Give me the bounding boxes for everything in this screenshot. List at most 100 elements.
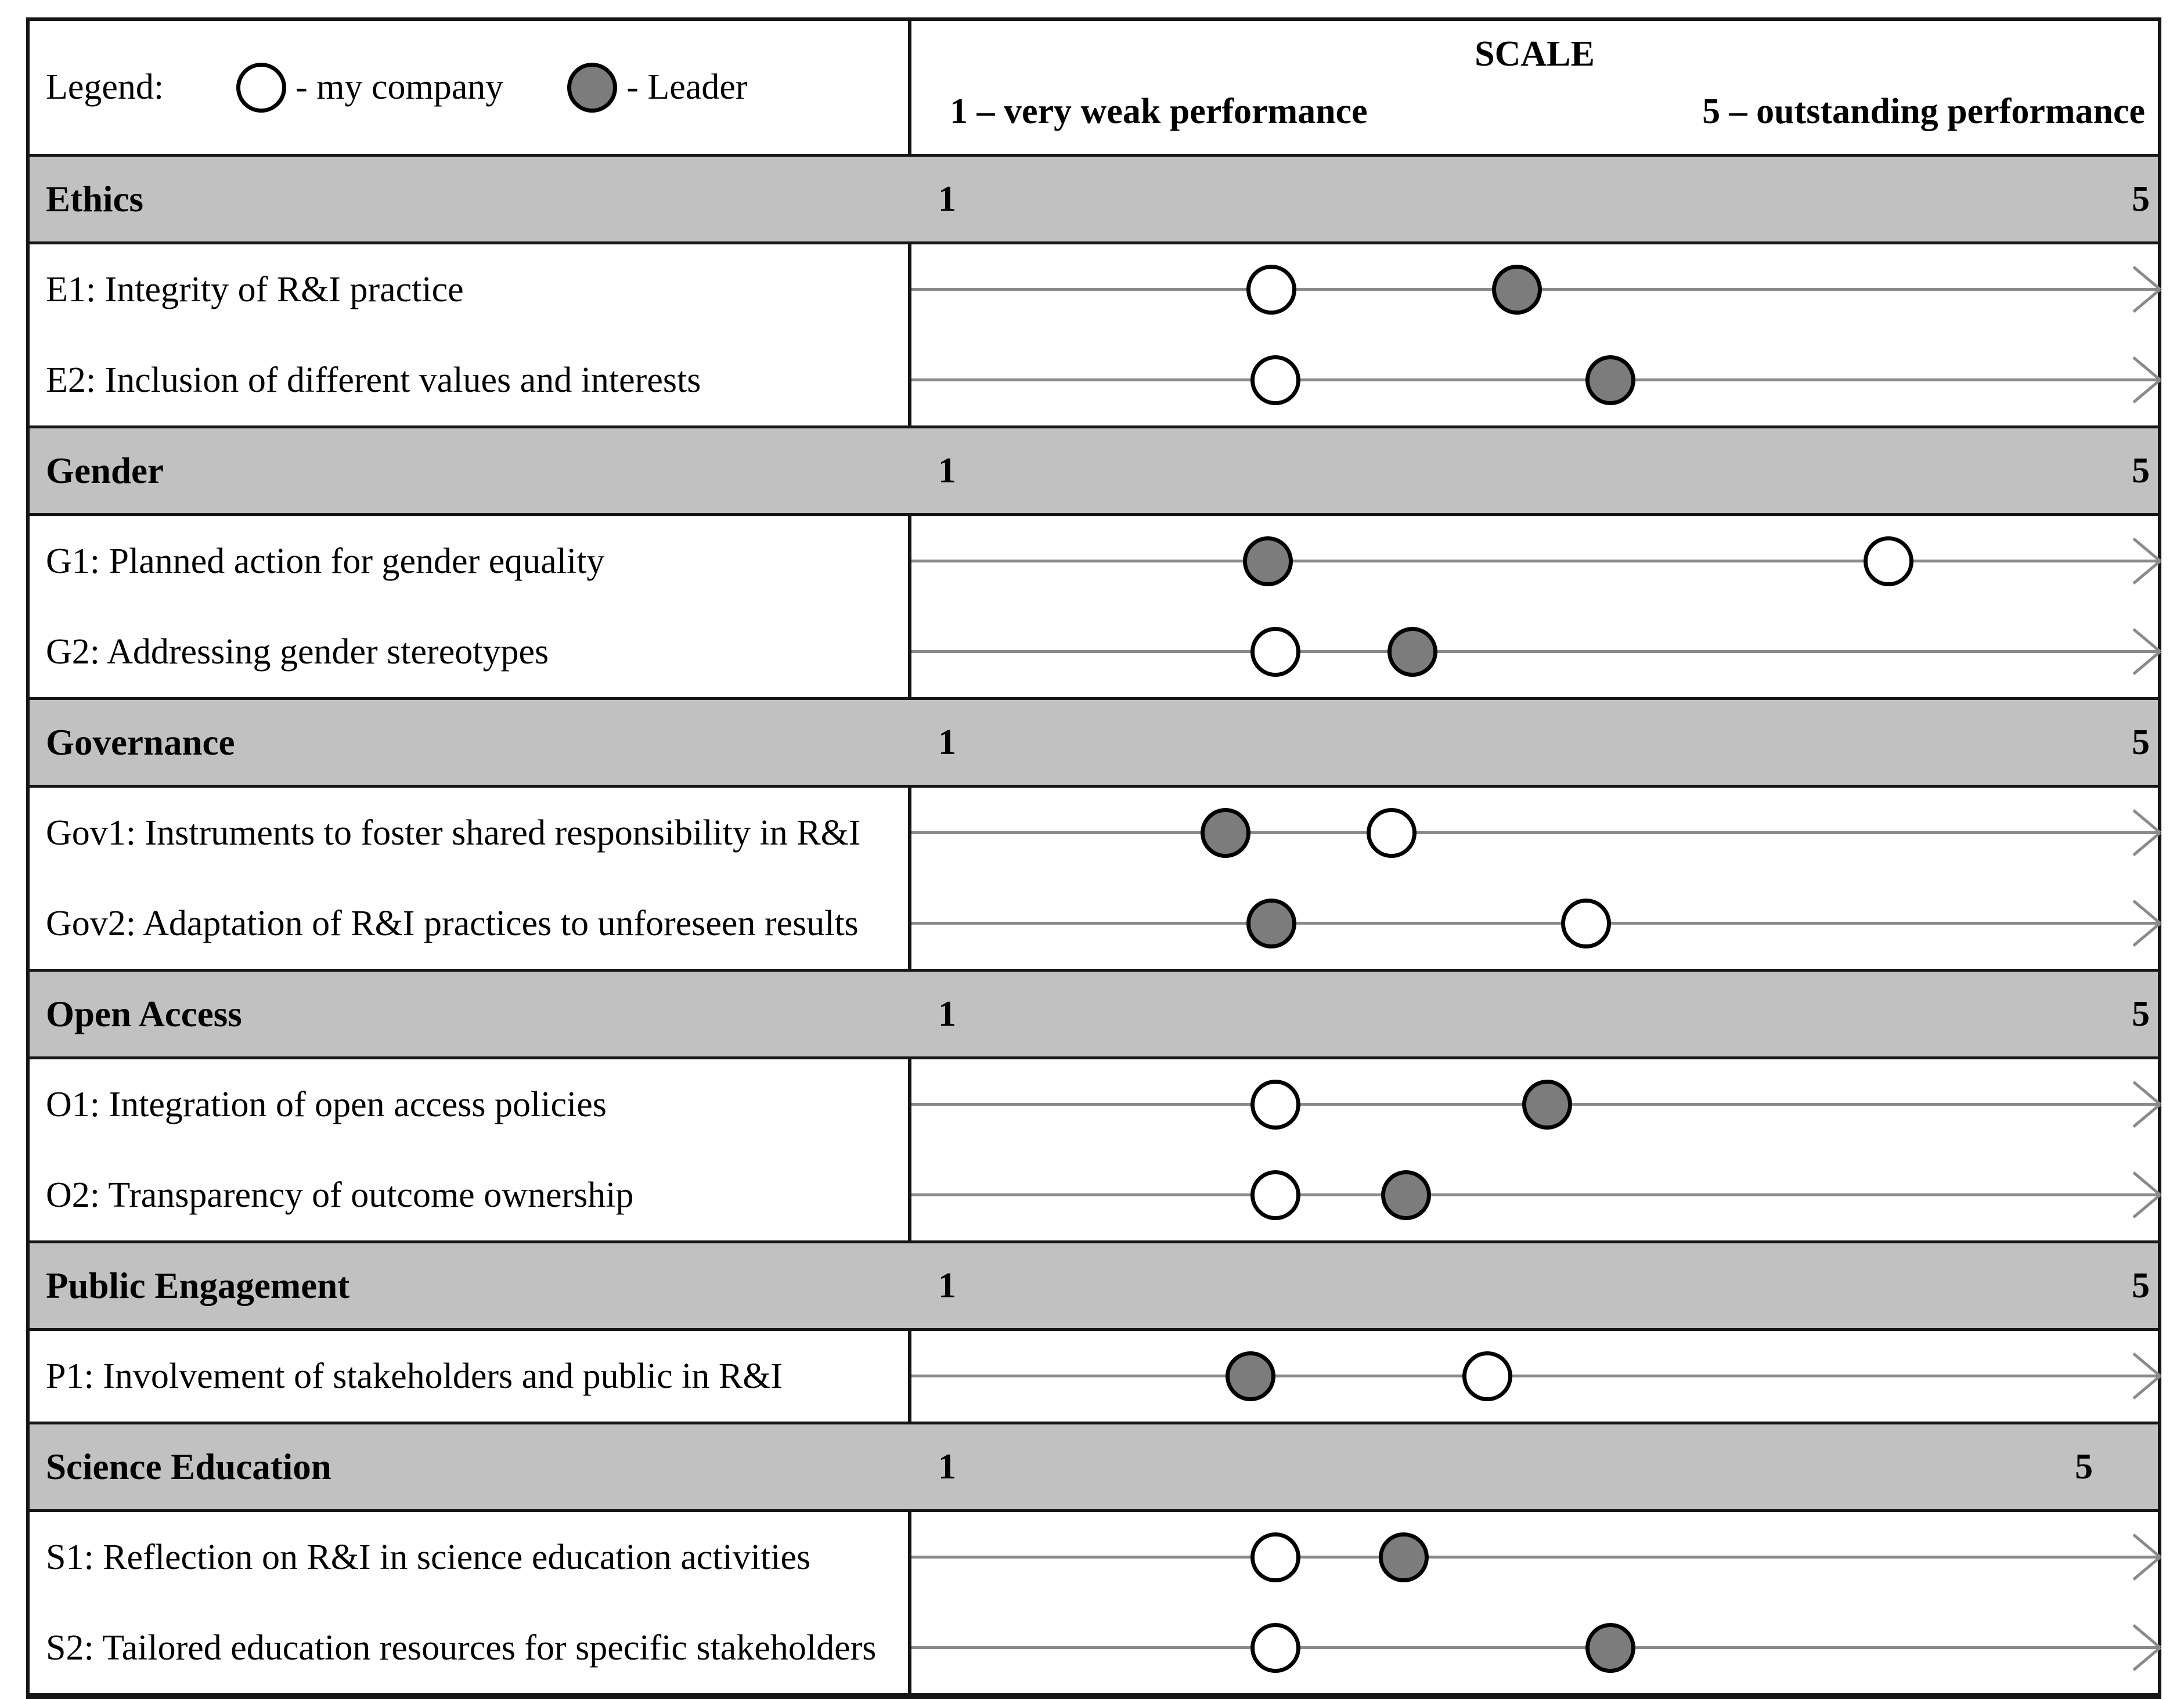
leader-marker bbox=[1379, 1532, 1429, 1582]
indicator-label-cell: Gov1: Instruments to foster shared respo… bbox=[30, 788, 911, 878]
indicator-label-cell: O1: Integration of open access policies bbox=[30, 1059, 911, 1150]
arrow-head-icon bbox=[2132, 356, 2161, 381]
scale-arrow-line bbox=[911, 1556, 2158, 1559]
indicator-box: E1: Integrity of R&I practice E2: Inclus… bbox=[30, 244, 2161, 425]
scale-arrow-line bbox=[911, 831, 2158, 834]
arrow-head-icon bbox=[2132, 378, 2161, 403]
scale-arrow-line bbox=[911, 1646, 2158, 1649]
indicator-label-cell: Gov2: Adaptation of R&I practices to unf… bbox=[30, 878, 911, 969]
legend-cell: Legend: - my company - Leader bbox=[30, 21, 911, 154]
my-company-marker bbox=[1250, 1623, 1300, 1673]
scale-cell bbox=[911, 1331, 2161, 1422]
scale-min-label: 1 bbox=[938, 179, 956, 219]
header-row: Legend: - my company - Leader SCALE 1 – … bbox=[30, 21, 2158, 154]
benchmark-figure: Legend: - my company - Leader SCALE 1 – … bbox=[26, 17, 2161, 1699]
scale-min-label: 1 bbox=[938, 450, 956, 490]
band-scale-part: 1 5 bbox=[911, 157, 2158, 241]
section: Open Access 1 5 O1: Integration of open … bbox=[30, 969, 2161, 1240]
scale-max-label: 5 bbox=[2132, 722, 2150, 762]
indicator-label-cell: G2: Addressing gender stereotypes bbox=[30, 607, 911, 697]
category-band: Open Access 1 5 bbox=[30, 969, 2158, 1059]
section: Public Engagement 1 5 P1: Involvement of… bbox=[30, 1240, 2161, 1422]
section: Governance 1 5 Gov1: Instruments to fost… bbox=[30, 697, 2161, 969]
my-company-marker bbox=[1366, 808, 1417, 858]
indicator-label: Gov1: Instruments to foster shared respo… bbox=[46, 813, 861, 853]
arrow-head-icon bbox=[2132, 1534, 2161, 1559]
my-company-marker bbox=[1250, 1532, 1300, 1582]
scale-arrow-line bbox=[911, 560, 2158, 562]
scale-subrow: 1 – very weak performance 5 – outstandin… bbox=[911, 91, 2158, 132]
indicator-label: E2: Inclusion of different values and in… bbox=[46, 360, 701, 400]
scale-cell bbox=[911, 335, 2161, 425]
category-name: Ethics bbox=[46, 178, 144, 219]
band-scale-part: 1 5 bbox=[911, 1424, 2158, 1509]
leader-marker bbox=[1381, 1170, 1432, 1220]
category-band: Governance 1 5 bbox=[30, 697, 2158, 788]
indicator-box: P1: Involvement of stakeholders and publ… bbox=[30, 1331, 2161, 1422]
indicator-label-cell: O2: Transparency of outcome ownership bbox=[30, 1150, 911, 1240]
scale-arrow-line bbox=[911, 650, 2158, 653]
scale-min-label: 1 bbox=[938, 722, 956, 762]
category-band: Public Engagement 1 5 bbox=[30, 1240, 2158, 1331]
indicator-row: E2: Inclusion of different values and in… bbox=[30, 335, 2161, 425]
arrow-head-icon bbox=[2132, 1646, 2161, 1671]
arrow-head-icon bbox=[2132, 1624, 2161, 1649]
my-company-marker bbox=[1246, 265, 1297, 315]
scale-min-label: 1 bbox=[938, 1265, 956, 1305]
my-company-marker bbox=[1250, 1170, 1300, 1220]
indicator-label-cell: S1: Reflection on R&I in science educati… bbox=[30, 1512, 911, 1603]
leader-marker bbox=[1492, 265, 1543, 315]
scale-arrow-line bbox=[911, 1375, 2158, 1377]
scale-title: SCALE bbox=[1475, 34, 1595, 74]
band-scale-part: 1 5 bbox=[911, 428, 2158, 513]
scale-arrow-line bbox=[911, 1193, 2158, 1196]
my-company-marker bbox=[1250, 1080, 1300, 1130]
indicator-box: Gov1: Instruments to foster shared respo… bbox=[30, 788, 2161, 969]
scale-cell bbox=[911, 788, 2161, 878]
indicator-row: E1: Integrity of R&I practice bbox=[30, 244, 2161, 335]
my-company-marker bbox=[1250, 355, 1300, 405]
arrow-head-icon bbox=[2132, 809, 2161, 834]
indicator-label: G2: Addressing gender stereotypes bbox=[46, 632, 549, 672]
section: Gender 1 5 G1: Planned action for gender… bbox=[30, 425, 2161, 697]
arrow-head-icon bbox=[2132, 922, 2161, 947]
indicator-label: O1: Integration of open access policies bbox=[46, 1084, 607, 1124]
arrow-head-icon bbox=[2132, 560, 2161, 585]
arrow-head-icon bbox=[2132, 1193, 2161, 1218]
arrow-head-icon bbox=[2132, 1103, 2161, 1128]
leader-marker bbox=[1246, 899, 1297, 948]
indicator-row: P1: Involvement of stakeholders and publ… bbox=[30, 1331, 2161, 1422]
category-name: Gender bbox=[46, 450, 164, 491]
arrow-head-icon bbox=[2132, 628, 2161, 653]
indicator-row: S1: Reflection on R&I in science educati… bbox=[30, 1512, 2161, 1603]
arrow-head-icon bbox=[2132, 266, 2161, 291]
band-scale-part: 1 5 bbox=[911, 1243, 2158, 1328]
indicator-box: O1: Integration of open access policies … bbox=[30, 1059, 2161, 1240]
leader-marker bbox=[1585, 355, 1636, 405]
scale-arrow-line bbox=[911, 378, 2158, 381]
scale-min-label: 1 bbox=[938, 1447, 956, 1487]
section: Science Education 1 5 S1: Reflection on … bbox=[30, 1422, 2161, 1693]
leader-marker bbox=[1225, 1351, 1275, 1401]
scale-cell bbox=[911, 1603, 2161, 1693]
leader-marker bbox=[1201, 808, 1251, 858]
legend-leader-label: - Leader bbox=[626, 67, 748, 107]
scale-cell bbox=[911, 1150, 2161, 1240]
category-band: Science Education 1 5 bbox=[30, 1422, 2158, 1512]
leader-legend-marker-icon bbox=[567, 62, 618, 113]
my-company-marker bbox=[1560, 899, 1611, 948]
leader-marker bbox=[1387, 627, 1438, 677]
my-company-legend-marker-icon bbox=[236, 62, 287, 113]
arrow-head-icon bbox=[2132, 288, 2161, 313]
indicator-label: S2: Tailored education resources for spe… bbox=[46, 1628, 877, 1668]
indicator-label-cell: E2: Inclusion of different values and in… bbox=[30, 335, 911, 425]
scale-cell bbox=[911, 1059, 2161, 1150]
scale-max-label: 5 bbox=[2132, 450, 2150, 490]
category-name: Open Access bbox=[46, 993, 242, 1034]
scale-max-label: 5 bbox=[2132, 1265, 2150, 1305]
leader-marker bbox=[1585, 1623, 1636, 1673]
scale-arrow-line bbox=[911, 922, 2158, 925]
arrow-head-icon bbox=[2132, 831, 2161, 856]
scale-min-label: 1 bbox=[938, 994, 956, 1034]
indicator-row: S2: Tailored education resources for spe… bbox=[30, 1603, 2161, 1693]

__What is being asked__:
Copy out the listing above word for word, skipping the picture.

__Result of this task__:
Give me the bounding boxes for everything in this screenshot. List at most 100 elements.
leader-marker bbox=[1379, 1532, 1429, 1582]
indicator-label-cell: Gov1: Instruments to foster shared respo… bbox=[30, 788, 911, 878]
indicator-label-cell: O1: Integration of open access policies bbox=[30, 1059, 911, 1150]
arrow-head-icon bbox=[2132, 356, 2161, 381]
scale-arrow-line bbox=[911, 1556, 2158, 1559]
indicator-box: E1: Integrity of R&I practice E2: Inclus… bbox=[30, 244, 2161, 425]
scale-arrow-line bbox=[911, 831, 2158, 834]
arrow-head-icon bbox=[2132, 378, 2161, 403]
scale-arrow-line bbox=[911, 1646, 2158, 1649]
indicator-label-cell: Gov2: Adaptation of R&I practices to unf… bbox=[30, 878, 911, 969]
legend-cell: Legend: - my company - Leader bbox=[30, 21, 911, 154]
my-company-marker bbox=[1250, 1623, 1300, 1673]
scale-cell bbox=[911, 1331, 2161, 1422]
scale-min-label: 1 bbox=[938, 179, 956, 219]
header-row: Legend: - my company - Leader SCALE 1 – … bbox=[30, 21, 2158, 154]
benchmark-figure: Legend: - my company - Leader SCALE 1 – … bbox=[26, 17, 2161, 1699]
scale-min-label: 1 bbox=[938, 450, 956, 490]
band-scale-part: 1 5 bbox=[911, 157, 2158, 241]
section: Open Access 1 5 O1: Integration of open … bbox=[30, 969, 2161, 1240]
scale-max-label: 5 bbox=[2132, 722, 2150, 762]
indicator-label-cell: G2: Addressing gender stereotypes bbox=[30, 607, 911, 697]
category-band: Open Access 1 5 bbox=[30, 969, 2158, 1059]
section: Public Engagement 1 5 P1: Involvement of… bbox=[30, 1240, 2161, 1422]
section: Governance 1 5 Gov1: Instruments to fost… bbox=[30, 697, 2161, 969]
my-company-marker bbox=[1366, 808, 1417, 858]
indicator-label: Gov1: Instruments to foster shared respo… bbox=[46, 813, 861, 853]
arrow-head-icon bbox=[2132, 1534, 2161, 1559]
my-company-marker bbox=[1250, 1532, 1300, 1582]
scale-arrow-line bbox=[911, 560, 2158, 562]
scale-subrow: 1 – very weak performance 5 – outstandin… bbox=[911, 91, 2158, 132]
indicator-label: E2: Inclusion of different values and in… bbox=[46, 360, 701, 400]
scale-cell bbox=[911, 335, 2161, 425]
category-name: Ethics bbox=[46, 178, 144, 219]
band-scale-part: 1 5 bbox=[911, 1424, 2158, 1509]
leader-marker bbox=[1381, 1170, 1432, 1220]
category-band: Governance 1 5 bbox=[30, 697, 2158, 788]
indicator-box: P1: Involvement of stakeholders and publ… bbox=[30, 1331, 2161, 1422]
indicator-label-cell: O2: Transparency of outcome ownership bbox=[30, 1150, 911, 1240]
scale-arrow-line bbox=[911, 650, 2158, 653]
scale-min-label: 1 bbox=[938, 722, 956, 762]
category-band: Public Engagement 1 5 bbox=[30, 1240, 2158, 1331]
indicator-row: E2: Inclusion of different values and in… bbox=[30, 335, 2161, 425]
arrow-head-icon bbox=[2132, 1646, 2161, 1671]
arrow-head-icon bbox=[2132, 1624, 2161, 1649]
my-company-marker bbox=[1246, 265, 1297, 315]
scale-min-label: 1 bbox=[938, 1265, 956, 1305]
my-company-marker bbox=[1250, 1170, 1300, 1220]
indicator-label-cell: S1: Reflection on R&I in science educati… bbox=[30, 1512, 911, 1603]
leader-marker bbox=[1492, 265, 1543, 315]
scale-arrow-line bbox=[911, 1375, 2158, 1377]
scale-title: SCALE bbox=[1475, 34, 1595, 74]
band-scale-part: 1 5 bbox=[911, 428, 2158, 513]
scale-arrow-line bbox=[911, 1193, 2158, 1196]
my-company-marker bbox=[1250, 1080, 1300, 1130]
indicator-box: Gov1: Instruments to foster shared respo… bbox=[30, 788, 2161, 969]
scale-cell bbox=[911, 788, 2161, 878]
indicator-row: E1: Integrity of R&I practice bbox=[30, 244, 2161, 335]
my-company-marker bbox=[1250, 355, 1300, 405]
arrow-head-icon bbox=[2132, 809, 2161, 834]
indicator-label: G2: Addressing gender stereotypes bbox=[46, 632, 549, 672]
section: Gender 1 5 G1: Planned action for gender… bbox=[30, 425, 2161, 697]
arrow-head-icon bbox=[2132, 922, 2161, 947]
indicator-label: O1: Integration of open access policies bbox=[46, 1084, 607, 1124]
arrow-head-icon bbox=[2132, 560, 2161, 585]
arrow-head-icon bbox=[2132, 1193, 2161, 1218]
arrow-head-icon bbox=[2132, 1103, 2161, 1128]
leader-marker bbox=[1246, 899, 1297, 948]
indicator-row: P1: Involvement of stakeholders and publ… bbox=[30, 1331, 2161, 1422]
category-name: Gender bbox=[46, 450, 164, 491]
arrow-head-icon bbox=[2132, 628, 2161, 653]
indicator-row: S1: Reflection on R&I in science educati… bbox=[30, 1512, 2161, 1603]
arrow-head-icon bbox=[2132, 266, 2161, 291]
band-scale-part: 1 5 bbox=[911, 1243, 2158, 1328]
indicator-box: O1: Integration of open access policies … bbox=[30, 1059, 2161, 1240]
leader-marker bbox=[1585, 355, 1636, 405]
scale-arrow-line bbox=[911, 378, 2158, 381]
scale-min-label: 1 bbox=[938, 1447, 956, 1487]
section: Science Education 1 5 S1: Reflection on … bbox=[30, 1422, 2161, 1693]
leader-marker bbox=[1225, 1351, 1275, 1401]
scale-cell bbox=[911, 1603, 2161, 1693]
leader-marker bbox=[1201, 808, 1251, 858]
legend-leader-label: - Leader bbox=[626, 67, 748, 107]
scale-cell bbox=[911, 1150, 2161, 1240]
category-band: Science Education 1 5 bbox=[30, 1422, 2158, 1512]
leader-legend-marker-icon bbox=[567, 62, 618, 113]
my-company-marker bbox=[1560, 899, 1611, 948]
leader-marker bbox=[1387, 627, 1438, 677]
my-company-legend-marker-icon bbox=[236, 62, 287, 113]
arrow-head-icon bbox=[2132, 288, 2161, 313]
indicator-label: S2: Tailored education resources for spe… bbox=[46, 1628, 877, 1668]
indicator-label-cell: E2: Inclusion of different values and in… bbox=[30, 335, 911, 425]
scale-cell bbox=[911, 1059, 2161, 1150]
scale-max-label: 5 bbox=[2132, 450, 2150, 490]
category-name: Open Access bbox=[46, 993, 242, 1034]
scale-max-label: 5 bbox=[2132, 1265, 2150, 1305]
leader-marker bbox=[1585, 1623, 1636, 1673]
scale-arrow-line bbox=[911, 922, 2158, 925]
arrow-head-icon bbox=[2132, 831, 2161, 856]
scale-min-label: 1 bbox=[938, 994, 956, 1034]
indicator-row: S2: Tailored education resources for spe… bbox=[30, 1603, 2161, 1693]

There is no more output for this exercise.